▶ **Data extract**:

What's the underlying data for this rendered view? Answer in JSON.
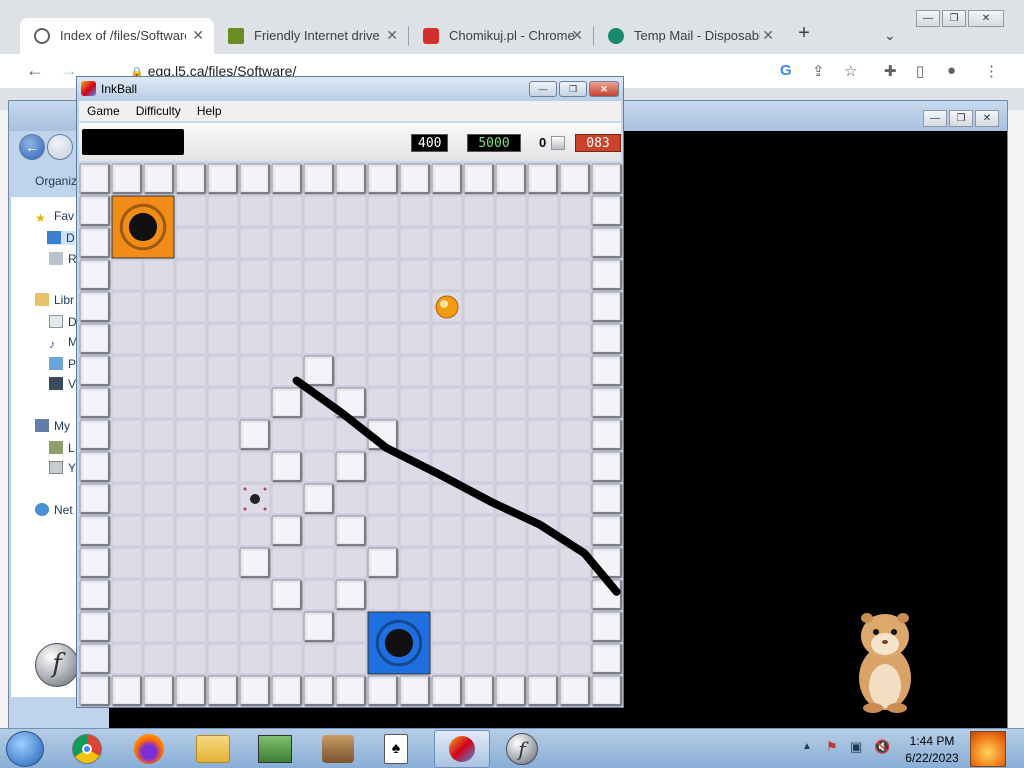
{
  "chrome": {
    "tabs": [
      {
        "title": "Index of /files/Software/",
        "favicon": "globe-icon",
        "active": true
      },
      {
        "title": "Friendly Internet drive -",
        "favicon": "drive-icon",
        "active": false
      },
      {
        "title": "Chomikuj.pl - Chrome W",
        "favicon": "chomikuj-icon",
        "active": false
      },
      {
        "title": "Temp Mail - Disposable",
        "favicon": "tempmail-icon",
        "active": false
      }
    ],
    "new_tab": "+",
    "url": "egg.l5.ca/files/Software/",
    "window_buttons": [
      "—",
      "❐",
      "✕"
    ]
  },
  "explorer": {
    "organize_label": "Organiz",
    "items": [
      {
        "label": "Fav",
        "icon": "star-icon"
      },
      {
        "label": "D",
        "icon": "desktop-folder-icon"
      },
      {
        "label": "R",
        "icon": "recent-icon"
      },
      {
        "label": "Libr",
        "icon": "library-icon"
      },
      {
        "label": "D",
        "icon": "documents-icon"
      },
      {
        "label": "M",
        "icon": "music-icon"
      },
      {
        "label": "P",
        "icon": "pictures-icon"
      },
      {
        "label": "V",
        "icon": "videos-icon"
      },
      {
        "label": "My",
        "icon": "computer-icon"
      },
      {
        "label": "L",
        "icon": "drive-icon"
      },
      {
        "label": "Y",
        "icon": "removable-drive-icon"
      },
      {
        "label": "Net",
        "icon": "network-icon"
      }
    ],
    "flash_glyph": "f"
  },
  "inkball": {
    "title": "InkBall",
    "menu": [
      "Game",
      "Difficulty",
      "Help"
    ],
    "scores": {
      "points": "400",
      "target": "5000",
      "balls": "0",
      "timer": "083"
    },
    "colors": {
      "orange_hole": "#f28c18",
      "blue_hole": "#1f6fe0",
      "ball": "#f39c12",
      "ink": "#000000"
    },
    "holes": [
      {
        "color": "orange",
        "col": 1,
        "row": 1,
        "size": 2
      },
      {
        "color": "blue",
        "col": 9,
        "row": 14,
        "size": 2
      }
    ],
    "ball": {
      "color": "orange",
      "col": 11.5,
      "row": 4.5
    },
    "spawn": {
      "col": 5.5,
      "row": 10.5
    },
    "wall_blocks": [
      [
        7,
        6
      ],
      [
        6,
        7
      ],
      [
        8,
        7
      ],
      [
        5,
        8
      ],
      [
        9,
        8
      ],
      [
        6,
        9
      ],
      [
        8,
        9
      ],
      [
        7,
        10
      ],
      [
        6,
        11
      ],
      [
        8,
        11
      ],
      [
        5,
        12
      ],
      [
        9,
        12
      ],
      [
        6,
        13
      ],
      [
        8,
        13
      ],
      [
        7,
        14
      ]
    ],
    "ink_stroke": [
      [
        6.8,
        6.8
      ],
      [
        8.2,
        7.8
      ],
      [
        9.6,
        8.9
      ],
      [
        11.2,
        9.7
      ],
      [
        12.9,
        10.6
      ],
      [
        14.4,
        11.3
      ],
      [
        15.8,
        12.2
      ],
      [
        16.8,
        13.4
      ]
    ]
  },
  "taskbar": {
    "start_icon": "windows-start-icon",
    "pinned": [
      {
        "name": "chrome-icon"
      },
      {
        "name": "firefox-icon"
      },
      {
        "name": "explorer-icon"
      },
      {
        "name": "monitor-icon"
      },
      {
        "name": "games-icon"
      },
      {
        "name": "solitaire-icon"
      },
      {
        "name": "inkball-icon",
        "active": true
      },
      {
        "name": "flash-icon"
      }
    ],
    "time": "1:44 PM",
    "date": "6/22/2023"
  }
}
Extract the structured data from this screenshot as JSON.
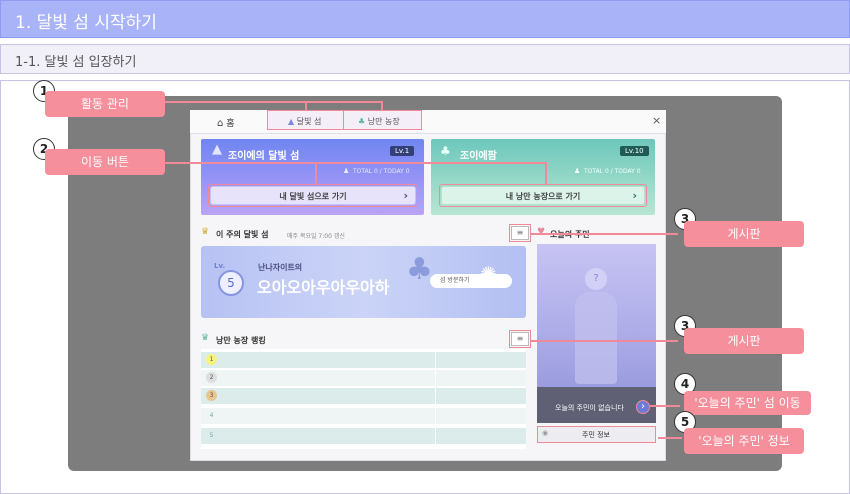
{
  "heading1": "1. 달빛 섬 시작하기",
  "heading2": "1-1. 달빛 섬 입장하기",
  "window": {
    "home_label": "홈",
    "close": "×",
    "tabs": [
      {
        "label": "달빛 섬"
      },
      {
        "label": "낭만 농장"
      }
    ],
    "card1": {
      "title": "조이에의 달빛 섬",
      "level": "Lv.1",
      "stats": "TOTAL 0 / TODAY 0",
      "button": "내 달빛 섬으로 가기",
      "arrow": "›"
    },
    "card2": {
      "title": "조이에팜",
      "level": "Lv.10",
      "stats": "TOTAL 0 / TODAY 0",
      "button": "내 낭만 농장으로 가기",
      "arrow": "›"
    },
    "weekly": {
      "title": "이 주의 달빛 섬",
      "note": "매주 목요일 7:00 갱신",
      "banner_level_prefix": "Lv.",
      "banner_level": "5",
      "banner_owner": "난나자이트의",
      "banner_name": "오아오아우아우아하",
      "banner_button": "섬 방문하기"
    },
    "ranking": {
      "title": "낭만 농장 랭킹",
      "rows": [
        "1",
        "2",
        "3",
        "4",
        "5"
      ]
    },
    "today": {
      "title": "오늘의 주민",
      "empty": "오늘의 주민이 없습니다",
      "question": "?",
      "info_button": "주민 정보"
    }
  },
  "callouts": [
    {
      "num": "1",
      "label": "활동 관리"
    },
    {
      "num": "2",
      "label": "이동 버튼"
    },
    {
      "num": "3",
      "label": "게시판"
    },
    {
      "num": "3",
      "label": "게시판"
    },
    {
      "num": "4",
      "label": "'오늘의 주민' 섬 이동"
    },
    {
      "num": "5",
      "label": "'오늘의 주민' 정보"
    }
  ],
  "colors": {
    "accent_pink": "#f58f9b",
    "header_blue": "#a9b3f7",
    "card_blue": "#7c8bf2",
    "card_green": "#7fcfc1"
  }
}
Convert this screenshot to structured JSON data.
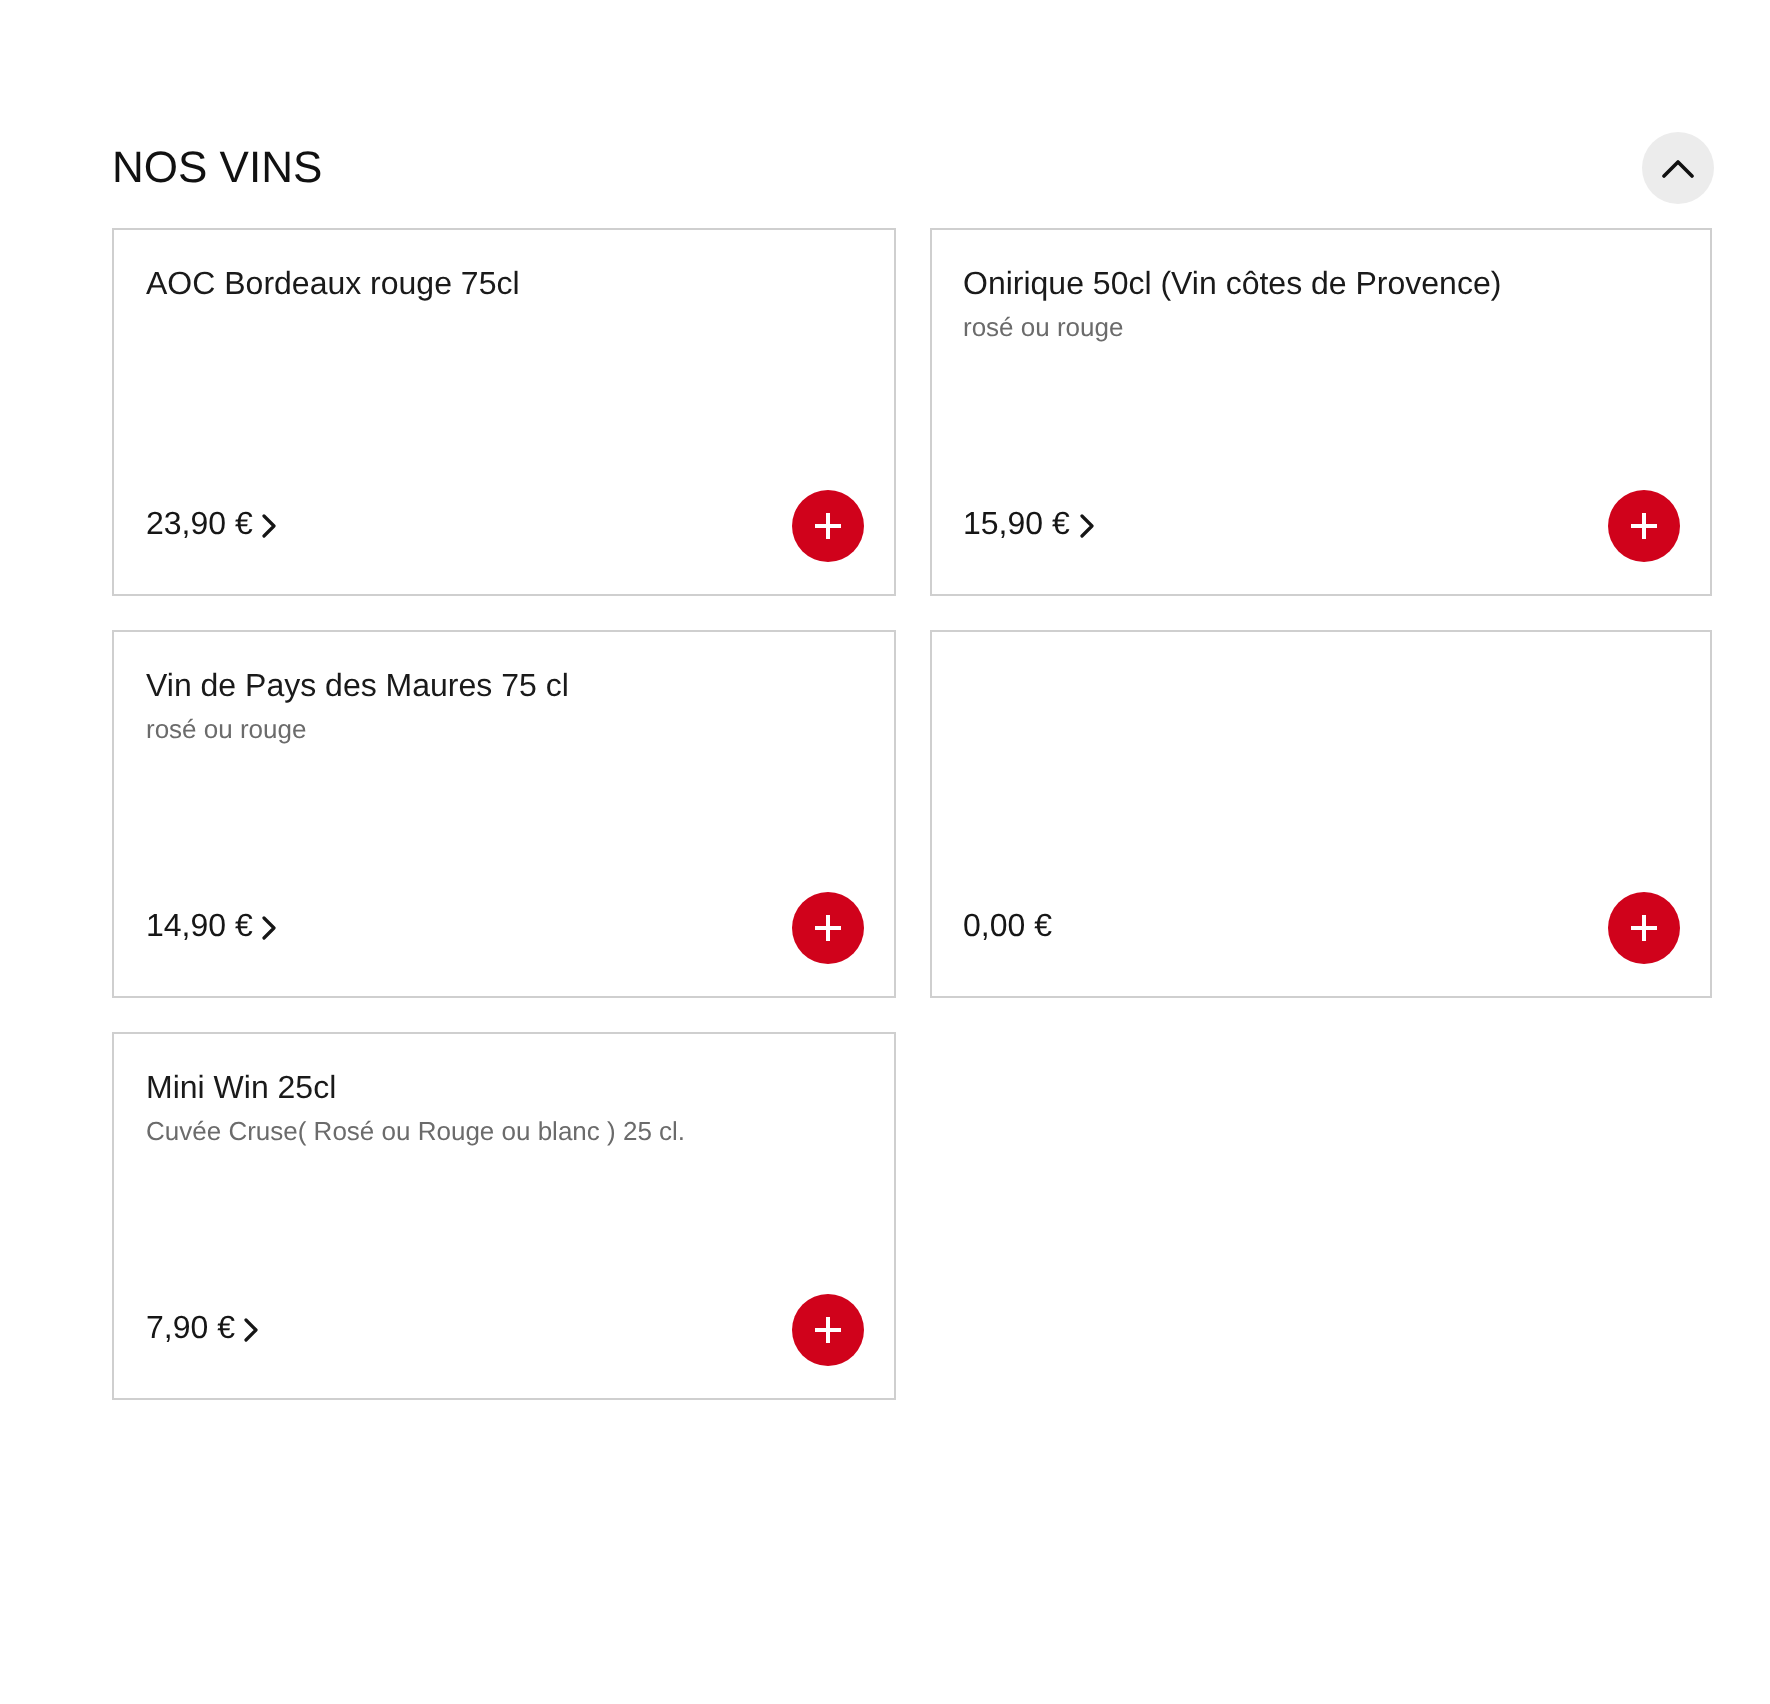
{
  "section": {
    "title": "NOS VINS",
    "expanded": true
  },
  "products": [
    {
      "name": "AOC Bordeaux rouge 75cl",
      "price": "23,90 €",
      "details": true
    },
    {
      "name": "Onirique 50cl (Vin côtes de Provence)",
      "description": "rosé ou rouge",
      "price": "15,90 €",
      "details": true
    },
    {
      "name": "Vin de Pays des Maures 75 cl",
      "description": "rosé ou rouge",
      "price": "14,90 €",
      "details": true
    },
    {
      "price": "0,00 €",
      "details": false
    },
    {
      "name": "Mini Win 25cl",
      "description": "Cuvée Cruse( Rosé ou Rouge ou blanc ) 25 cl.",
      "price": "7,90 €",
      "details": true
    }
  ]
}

▶ **What is expected**: Write out each line of the data that holds the string "title".

▶ **Exercise answer**:
        "title": "Index of /files/Software/",
        "title": "Friendly Internet drive -",
        "title": "Chomikuj.pl - Chrome W",
        "title": "Temp Mail - Disposable",
    "title": "InkBall",
      "title": "조이에의 달빛 섬",
      "title": "조이에팜",
      "title": "이 주의 달빛 섬",
      "title": "낭만 농장 랭킹",
      "title": "오늘의 주민",
    "title": "NOS VINS",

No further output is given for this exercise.